## [BRIEF]
Will you output the entries below exactly, skipping every image they contain?

## [Stored dataset items]
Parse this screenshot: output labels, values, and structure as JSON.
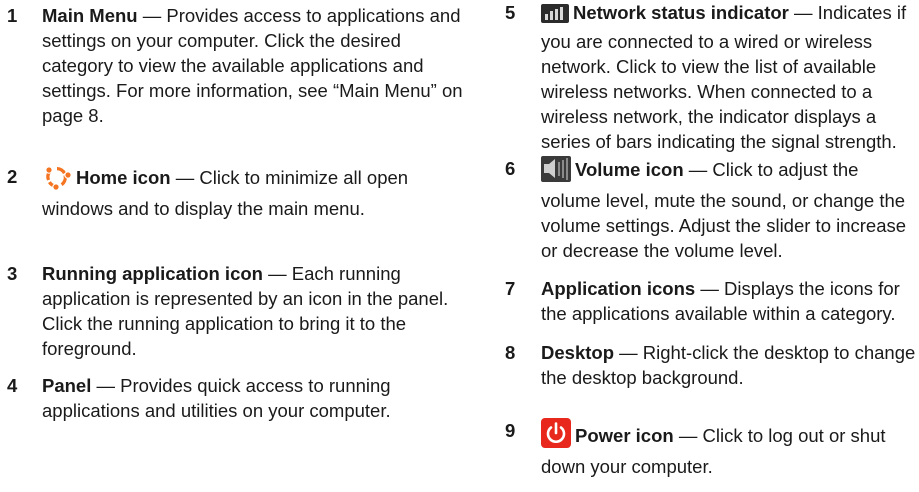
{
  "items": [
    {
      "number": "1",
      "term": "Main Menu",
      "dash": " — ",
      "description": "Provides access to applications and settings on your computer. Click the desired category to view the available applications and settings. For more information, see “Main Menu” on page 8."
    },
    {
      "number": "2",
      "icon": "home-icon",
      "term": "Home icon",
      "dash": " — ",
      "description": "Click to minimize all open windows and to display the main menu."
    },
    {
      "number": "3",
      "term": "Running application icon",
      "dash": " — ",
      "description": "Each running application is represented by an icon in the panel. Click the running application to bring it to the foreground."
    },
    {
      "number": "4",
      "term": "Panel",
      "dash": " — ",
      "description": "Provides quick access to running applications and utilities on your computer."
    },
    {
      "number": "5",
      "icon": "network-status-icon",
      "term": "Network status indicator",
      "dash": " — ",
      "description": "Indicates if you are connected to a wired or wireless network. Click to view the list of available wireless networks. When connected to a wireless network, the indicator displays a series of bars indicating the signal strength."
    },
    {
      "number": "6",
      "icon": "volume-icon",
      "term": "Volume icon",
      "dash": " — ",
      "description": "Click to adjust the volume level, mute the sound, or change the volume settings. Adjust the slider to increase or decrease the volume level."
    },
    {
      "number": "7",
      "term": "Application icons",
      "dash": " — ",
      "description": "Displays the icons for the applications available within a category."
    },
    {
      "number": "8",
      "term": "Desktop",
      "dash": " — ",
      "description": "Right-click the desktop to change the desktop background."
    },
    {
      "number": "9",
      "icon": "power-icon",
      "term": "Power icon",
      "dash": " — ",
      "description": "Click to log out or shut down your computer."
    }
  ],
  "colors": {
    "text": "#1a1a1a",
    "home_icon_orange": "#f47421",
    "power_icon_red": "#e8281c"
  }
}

## [COMPLETED EXERCISE]
Parse this screenshot: output labels, values, and structure as JSON.
{
  "items": [
    {
      "number": "1",
      "term": "Main Menu",
      "dash": " — ",
      "description": "Provides access to applications and settings on your computer. Click the desired category to view the available applications and settings. For more information, see “Main Menu” on page 8."
    },
    {
      "number": "2",
      "icon": "home-icon",
      "term": "Home icon",
      "dash": " — ",
      "description": "Click to minimize all open windows and to display the main menu."
    },
    {
      "number": "3",
      "term": "Running application icon",
      "dash": " — ",
      "description": "Each running application is represented by an icon in the panel. Click the running application to bring it to the foreground."
    },
    {
      "number": "4",
      "term": "Panel",
      "dash": " — ",
      "description": "Provides quick access to running applications and utilities on your computer."
    },
    {
      "number": "5",
      "icon": "network-status-icon",
      "term": "Network status indicator",
      "dash": " — ",
      "description": "Indicates if you are connected to a wired or wireless network. Click to view the list of available wireless networks. When connected to a wireless network, the indicator displays a series of bars indicating the signal strength."
    },
    {
      "number": "6",
      "icon": "volume-icon",
      "term": "Volume icon",
      "dash": " — ",
      "description": "Click to adjust the volume level, mute the sound, or change the volume settings. Adjust the slider to increase or decrease the volume level."
    },
    {
      "number": "7",
      "term": "Application icons",
      "dash": " — ",
      "description": "Displays the icons for the applications available within a category."
    },
    {
      "number": "8",
      "term": "Desktop",
      "dash": " — ",
      "description": "Right-click the desktop to change the desktop background."
    },
    {
      "number": "9",
      "icon": "power-icon",
      "term": "Power icon",
      "dash": " — ",
      "description": "Click to log out or shut down your computer."
    }
  ],
  "colors": {
    "text": "#1a1a1a",
    "home_icon_orange": "#f47421",
    "power_icon_red": "#e8281c"
  }
}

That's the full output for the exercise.